Filter these entries so that only lines with the word "removable" remain.

◆ ◆ ◆

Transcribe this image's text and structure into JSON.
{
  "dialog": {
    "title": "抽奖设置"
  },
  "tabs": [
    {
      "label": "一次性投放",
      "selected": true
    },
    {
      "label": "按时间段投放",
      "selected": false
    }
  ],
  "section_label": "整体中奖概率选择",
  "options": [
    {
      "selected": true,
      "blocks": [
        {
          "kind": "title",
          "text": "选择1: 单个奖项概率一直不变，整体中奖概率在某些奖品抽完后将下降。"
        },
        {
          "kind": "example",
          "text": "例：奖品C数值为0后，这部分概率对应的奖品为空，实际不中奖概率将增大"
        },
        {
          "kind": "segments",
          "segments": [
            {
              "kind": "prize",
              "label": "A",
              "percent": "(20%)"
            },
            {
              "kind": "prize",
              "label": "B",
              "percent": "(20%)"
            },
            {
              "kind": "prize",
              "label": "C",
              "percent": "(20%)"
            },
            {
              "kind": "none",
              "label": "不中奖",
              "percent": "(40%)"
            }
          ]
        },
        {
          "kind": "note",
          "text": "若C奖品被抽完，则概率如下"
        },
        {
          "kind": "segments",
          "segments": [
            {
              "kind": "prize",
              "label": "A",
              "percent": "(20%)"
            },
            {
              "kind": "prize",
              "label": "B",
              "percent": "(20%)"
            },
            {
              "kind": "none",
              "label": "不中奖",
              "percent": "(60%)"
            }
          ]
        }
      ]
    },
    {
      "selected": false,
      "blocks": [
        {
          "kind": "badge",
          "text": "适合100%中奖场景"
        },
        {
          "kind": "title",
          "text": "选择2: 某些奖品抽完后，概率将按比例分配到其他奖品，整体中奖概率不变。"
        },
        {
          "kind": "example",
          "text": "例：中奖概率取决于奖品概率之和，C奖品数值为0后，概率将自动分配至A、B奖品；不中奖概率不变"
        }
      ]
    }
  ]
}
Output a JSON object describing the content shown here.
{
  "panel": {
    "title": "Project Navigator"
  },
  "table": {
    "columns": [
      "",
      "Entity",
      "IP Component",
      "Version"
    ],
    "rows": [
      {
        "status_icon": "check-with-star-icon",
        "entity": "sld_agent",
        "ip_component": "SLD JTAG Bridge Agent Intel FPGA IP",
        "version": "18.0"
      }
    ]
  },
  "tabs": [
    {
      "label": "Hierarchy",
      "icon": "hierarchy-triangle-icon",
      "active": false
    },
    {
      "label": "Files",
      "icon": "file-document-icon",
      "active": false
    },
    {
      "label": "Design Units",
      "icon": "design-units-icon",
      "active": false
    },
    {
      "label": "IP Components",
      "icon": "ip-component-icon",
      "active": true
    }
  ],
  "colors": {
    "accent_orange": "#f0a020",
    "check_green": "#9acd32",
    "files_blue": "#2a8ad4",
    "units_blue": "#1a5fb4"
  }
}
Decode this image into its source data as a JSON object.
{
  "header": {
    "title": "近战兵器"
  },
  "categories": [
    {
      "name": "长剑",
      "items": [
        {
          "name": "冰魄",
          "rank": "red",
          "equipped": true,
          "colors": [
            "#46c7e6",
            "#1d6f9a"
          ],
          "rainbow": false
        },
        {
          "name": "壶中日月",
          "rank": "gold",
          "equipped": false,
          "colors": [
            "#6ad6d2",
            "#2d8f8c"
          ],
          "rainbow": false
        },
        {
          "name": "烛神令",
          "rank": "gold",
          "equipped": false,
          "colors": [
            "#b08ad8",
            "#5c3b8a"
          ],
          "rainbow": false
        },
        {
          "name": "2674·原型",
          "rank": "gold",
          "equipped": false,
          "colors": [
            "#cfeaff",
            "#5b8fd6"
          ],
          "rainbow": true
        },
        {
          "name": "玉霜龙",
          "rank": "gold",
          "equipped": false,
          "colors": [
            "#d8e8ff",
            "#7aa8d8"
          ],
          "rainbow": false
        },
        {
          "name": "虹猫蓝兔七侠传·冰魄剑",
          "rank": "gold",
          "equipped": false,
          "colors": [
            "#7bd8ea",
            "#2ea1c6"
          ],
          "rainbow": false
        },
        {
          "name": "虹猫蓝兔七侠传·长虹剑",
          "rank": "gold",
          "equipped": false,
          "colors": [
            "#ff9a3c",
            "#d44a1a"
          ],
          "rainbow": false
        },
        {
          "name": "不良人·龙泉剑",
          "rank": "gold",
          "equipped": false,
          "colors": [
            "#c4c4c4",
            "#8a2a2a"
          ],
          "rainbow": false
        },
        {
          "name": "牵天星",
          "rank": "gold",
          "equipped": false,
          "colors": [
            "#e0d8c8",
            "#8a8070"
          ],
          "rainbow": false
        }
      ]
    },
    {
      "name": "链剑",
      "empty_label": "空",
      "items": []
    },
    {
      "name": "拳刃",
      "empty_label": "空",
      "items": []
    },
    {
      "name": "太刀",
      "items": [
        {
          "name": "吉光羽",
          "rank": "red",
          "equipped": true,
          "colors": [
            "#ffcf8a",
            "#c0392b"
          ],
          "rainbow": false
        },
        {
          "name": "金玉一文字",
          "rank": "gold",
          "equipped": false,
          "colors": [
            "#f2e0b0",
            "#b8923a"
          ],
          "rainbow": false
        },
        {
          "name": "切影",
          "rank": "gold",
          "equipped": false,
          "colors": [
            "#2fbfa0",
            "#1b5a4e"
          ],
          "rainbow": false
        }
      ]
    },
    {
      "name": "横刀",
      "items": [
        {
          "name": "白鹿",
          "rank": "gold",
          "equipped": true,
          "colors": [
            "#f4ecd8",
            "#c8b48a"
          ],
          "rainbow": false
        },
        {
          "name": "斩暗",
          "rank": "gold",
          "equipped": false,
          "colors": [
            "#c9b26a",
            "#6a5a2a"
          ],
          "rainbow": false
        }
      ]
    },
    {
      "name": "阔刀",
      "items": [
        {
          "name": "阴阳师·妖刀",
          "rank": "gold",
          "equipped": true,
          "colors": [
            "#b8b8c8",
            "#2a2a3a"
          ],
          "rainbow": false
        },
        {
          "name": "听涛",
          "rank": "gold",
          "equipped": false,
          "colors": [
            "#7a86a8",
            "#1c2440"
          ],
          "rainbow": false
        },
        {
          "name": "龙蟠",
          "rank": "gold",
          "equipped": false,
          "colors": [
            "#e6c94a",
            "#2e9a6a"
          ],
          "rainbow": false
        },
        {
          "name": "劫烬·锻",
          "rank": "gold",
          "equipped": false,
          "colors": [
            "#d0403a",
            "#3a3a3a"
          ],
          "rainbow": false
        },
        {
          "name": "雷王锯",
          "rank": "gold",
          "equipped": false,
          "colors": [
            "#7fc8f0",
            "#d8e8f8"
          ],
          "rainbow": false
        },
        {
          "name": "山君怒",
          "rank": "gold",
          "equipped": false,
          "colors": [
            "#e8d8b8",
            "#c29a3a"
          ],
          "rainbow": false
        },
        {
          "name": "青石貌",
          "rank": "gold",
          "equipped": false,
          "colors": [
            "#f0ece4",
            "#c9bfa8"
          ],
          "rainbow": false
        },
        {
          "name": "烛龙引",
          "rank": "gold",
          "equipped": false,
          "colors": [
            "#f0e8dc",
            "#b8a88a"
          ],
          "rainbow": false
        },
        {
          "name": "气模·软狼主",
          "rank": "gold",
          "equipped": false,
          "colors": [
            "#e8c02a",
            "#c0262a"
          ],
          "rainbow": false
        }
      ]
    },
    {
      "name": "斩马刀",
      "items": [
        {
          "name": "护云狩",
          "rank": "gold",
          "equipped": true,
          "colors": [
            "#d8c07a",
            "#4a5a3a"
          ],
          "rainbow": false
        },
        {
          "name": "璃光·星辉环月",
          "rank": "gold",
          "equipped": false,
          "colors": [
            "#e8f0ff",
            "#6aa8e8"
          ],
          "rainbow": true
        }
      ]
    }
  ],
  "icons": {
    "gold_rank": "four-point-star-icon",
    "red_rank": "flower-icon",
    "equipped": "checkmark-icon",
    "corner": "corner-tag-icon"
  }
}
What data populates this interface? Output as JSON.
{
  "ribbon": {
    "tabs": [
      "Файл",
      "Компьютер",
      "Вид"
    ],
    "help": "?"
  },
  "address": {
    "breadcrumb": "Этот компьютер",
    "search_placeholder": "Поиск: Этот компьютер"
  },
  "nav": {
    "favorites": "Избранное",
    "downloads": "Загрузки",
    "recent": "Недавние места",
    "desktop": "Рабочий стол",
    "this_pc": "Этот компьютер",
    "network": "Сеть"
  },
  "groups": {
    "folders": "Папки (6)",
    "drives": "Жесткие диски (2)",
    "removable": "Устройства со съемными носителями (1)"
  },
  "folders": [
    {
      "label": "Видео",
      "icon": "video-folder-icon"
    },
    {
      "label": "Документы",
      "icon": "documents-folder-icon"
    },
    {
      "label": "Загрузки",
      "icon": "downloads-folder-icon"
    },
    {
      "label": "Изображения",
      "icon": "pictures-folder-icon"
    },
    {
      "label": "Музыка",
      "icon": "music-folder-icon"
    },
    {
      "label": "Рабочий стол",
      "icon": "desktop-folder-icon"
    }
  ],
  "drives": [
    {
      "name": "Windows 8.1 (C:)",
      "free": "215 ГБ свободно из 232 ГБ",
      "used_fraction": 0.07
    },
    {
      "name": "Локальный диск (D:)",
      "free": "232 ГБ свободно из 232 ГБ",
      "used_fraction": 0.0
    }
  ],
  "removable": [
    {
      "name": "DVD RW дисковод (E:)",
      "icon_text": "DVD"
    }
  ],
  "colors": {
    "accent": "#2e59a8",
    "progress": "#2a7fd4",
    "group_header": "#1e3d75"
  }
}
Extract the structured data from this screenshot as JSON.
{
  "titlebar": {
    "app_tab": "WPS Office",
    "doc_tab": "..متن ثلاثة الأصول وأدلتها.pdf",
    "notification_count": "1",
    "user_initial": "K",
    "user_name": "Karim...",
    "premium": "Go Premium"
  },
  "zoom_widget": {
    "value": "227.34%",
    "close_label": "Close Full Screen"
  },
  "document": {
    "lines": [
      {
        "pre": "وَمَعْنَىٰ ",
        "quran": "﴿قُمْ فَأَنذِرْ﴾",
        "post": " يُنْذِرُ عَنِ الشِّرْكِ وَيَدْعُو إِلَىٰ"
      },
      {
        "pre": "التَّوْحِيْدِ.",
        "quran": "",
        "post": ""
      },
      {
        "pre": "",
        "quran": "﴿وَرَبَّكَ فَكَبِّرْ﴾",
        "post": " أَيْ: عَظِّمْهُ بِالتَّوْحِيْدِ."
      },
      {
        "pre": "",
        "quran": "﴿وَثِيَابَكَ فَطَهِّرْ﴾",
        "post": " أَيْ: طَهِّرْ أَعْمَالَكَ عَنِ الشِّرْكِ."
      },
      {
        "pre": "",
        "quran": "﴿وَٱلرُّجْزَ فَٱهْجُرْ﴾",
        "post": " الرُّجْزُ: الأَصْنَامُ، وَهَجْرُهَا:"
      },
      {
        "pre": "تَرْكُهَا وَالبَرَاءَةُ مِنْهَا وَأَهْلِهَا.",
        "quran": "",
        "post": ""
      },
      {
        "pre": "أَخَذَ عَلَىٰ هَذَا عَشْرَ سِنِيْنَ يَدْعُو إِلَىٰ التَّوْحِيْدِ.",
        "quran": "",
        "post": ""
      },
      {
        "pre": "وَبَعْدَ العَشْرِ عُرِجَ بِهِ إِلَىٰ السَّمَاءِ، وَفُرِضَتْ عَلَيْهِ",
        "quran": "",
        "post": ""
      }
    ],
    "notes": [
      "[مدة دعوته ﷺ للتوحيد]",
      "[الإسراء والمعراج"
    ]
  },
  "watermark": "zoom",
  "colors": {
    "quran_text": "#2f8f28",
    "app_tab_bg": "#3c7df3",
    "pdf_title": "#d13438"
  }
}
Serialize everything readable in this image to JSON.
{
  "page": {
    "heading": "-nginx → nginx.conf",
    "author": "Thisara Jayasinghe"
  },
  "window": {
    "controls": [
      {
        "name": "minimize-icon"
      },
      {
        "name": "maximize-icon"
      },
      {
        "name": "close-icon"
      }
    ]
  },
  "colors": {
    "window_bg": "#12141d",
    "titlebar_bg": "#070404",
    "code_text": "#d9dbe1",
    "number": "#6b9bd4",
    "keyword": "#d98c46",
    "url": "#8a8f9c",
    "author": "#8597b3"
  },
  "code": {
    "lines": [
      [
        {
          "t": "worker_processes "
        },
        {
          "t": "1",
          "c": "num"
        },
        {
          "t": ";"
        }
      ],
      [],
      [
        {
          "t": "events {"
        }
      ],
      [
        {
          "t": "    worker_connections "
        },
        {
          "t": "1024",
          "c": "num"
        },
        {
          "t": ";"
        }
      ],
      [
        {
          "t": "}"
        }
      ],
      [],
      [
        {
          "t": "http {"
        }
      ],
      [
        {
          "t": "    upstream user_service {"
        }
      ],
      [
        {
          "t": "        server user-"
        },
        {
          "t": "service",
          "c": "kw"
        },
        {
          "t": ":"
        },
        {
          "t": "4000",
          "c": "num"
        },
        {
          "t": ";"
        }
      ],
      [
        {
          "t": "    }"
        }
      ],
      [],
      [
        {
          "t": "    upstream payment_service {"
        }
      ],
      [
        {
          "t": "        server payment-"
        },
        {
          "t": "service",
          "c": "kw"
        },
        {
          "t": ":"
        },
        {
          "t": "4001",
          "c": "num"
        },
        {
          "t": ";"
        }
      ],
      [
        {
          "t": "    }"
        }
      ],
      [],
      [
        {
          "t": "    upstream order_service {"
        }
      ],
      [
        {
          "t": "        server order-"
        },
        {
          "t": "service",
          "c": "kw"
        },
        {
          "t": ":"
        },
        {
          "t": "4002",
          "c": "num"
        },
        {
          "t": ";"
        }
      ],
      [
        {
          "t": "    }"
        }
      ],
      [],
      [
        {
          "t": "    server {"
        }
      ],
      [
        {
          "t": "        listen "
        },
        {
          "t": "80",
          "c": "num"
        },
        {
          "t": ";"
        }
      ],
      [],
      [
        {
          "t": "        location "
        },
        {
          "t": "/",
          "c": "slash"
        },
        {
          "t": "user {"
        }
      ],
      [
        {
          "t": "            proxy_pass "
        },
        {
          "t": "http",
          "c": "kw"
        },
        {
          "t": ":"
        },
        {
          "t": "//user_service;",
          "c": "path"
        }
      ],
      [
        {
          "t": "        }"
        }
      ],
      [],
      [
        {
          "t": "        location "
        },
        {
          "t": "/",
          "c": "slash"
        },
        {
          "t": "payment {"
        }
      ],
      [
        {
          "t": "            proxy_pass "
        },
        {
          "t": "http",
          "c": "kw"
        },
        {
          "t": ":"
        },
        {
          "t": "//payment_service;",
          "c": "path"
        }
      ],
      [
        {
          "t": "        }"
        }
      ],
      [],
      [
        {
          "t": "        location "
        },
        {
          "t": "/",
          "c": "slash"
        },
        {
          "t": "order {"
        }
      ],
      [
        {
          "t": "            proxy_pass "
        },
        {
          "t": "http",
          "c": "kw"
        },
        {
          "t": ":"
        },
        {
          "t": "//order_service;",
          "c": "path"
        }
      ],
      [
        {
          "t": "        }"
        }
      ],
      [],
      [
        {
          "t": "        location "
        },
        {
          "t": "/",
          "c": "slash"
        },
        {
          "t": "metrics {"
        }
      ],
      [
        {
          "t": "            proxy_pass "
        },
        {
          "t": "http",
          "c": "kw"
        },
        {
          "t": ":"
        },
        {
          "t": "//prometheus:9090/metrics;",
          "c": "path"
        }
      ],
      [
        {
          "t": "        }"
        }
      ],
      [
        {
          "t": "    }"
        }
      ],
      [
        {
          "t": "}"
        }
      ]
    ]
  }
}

◆ ◆ ◆

_SOLUTION TO THIS PROBLEM:_
    "removable": "Устройства со съемными носителями (1)"
  "removable": [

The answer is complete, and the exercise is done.